* _SOURCE PASSAGE_:
──────────

Replication is intended to be a way of distributing data automatically from a source database to one or more recipient databases. As such, it can have obvious uses in a distributed system. It has also been used to implement high-availability systems. It is not useful for one-off synchronization, or for simply copying data. It is intended as a long-term data relationship between databases. Typical uses are in:
  • Data warehousing and reporting
  • Integrating data from several, possibly only partially connected, sites
  • Improving scalability and availability
  • Integrating heterogeneous data from other databases via OLE DB, integrating data from mobile users, getting data to and from Point-Of-Sale systems
  • Offloading/delegating batch processing tasks.
Examples of the use of replication within an application could be
  • Distributing data 'owned' by a particular application to other applications that are 'consumers' of that data. (For example, sales records to reporting services, manufacturing stock levels to purchasing systems.)
  • Creating several instances of a database to distribute load on it
  • Updating a central database with information from a number of remote Laptops that might be only partially connected, and to resynchronise the laptops.
There are three methods of replication: Snapshot, Transactional, and Merge. These are provided to try to meet the wide range of business requirements for replication.
Replication uses a 'Magazine Publishing' vocabulary. Anything from an 'Article' to an entire database can be replicated. An Article is the smallest component of distribution, and can be a table, procedure or function. If it is a table, then a filter can be applied to it so that only certain rows or columns are replicated. This 'Magazine Publishing' analogy can be confusing because, in replication, a Subscriber can sometimes make updates, and a Publisher usually sends out incremental changes to the articles in a publication.

──────────

* _DATA PROVIDED_:

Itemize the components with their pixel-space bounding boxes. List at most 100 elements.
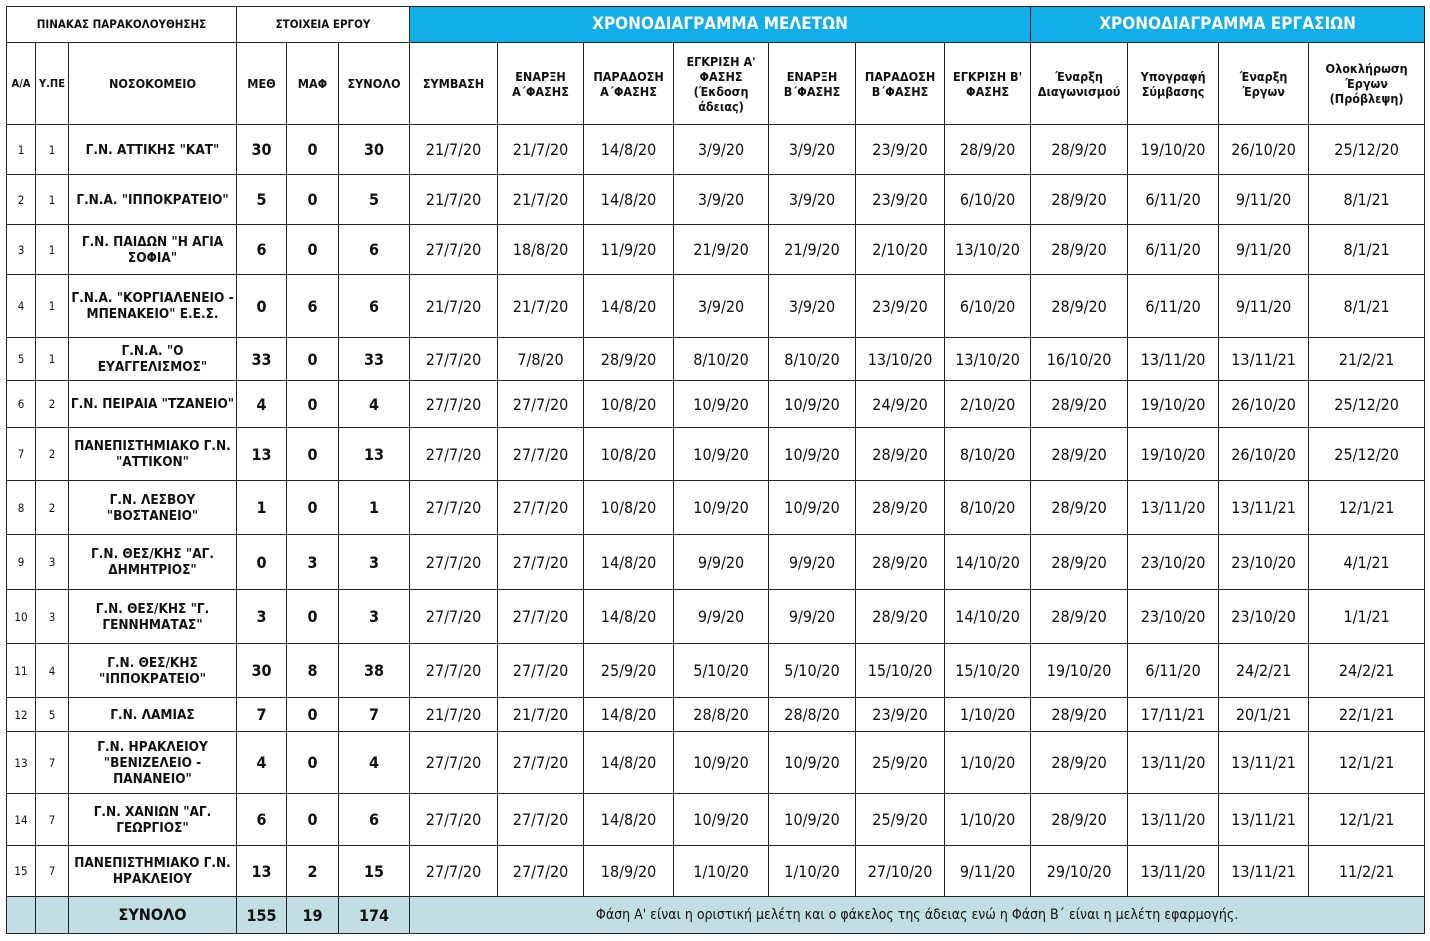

──────────

* _WHAT THIS EXERCISE ASKS_:
1. Sum up the replication passage above in two sentences.
2. Copy the replication passage word for word from "There are three" up to and including "in a publication.".

* _WRITTEN RESPONSES_:
1. Replication is meant to distribute data automatically from a source database to one or more recipient databases as a long-term relationship, with typical uses such as data warehousing, improving scalability and availability, and integrating data from partly connected sites. It comes in three methods (Snapshot, Transactional, and Merge) and uses a 'Magazine Publishing' vocabulary, in which an Article, the smallest component of distribution, can be a table, procedure, or function.

2.
There are three methods of replication: Snapshot, Transactional, and Merge. These are provided to try to meet the wide range of business requirements for replication.
Replication uses a 'Magazine Publishing' vocabulary. Anything from an 'Article' to an entire database can be replicated. An Article is the smallest component of distribution, and can be a table, procedure or function. If it is a table, then a filter can be applied to it so that only certain rows or columns are replicated. This 'Magazine Publishing' analogy can be confusing because, in replication, a Subscriber can sometimes make updates, and a Publisher usually sends out incremental changes to the articles in a publication.